* _TASK STATEMENT_
Copy the listing from its first line through the line containing "legend-label: NORD-OVEST (408, 31, 532, 46)", both included, replacing each "data-label" with "value-label" and changing nothing else.

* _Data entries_
++++++

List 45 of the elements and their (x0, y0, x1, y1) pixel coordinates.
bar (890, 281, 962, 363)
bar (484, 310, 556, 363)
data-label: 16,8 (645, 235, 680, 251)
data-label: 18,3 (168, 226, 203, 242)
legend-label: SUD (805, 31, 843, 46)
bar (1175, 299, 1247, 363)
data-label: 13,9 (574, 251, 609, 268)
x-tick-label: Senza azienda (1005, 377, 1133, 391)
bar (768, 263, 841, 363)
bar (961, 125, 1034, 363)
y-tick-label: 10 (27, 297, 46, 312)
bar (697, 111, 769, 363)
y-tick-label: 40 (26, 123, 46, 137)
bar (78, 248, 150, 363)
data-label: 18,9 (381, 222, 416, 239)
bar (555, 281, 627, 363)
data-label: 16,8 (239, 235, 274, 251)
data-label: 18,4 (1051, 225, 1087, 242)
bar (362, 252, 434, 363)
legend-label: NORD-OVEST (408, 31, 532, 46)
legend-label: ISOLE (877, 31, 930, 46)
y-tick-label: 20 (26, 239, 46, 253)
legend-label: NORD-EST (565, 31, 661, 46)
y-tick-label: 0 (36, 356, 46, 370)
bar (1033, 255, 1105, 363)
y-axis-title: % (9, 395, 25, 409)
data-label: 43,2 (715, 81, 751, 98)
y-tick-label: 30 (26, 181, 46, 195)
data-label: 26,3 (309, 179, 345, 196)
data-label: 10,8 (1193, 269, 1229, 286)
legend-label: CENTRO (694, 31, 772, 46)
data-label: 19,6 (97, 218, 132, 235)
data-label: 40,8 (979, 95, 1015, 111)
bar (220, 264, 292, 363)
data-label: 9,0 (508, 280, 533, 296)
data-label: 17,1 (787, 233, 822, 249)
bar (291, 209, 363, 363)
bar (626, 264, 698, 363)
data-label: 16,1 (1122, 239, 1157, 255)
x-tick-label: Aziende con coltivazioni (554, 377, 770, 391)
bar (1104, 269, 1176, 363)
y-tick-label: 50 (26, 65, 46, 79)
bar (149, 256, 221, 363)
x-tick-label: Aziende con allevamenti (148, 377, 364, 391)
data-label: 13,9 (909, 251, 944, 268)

++++++

* _OUTPUT FOR THIS TASK_
List 45 of the elements and their (x0, y0, x1, y1) pixel coordinates.
bar (890, 281, 962, 363)
bar (484, 310, 556, 363)
value-label: 16,8 (645, 235, 680, 251)
value-label: 18,3 (168, 226, 203, 242)
legend-label: SUD (805, 31, 843, 46)
bar (1175, 299, 1247, 363)
value-label: 13,9 (574, 251, 609, 268)
x-tick-label: Senza azienda (1005, 377, 1133, 391)
bar (768, 263, 841, 363)
bar (961, 125, 1034, 363)
y-tick-label: 10 (27, 297, 46, 312)
bar (697, 111, 769, 363)
y-tick-label: 40 (26, 123, 46, 137)
bar (78, 248, 150, 363)
value-label: 18,9 (381, 222, 416, 239)
bar (555, 281, 627, 363)
value-label: 16,8 (239, 235, 274, 251)
value-label: 18,4 (1051, 225, 1087, 242)
bar (362, 252, 434, 363)
legend-label: NORD-OVEST (408, 31, 532, 46)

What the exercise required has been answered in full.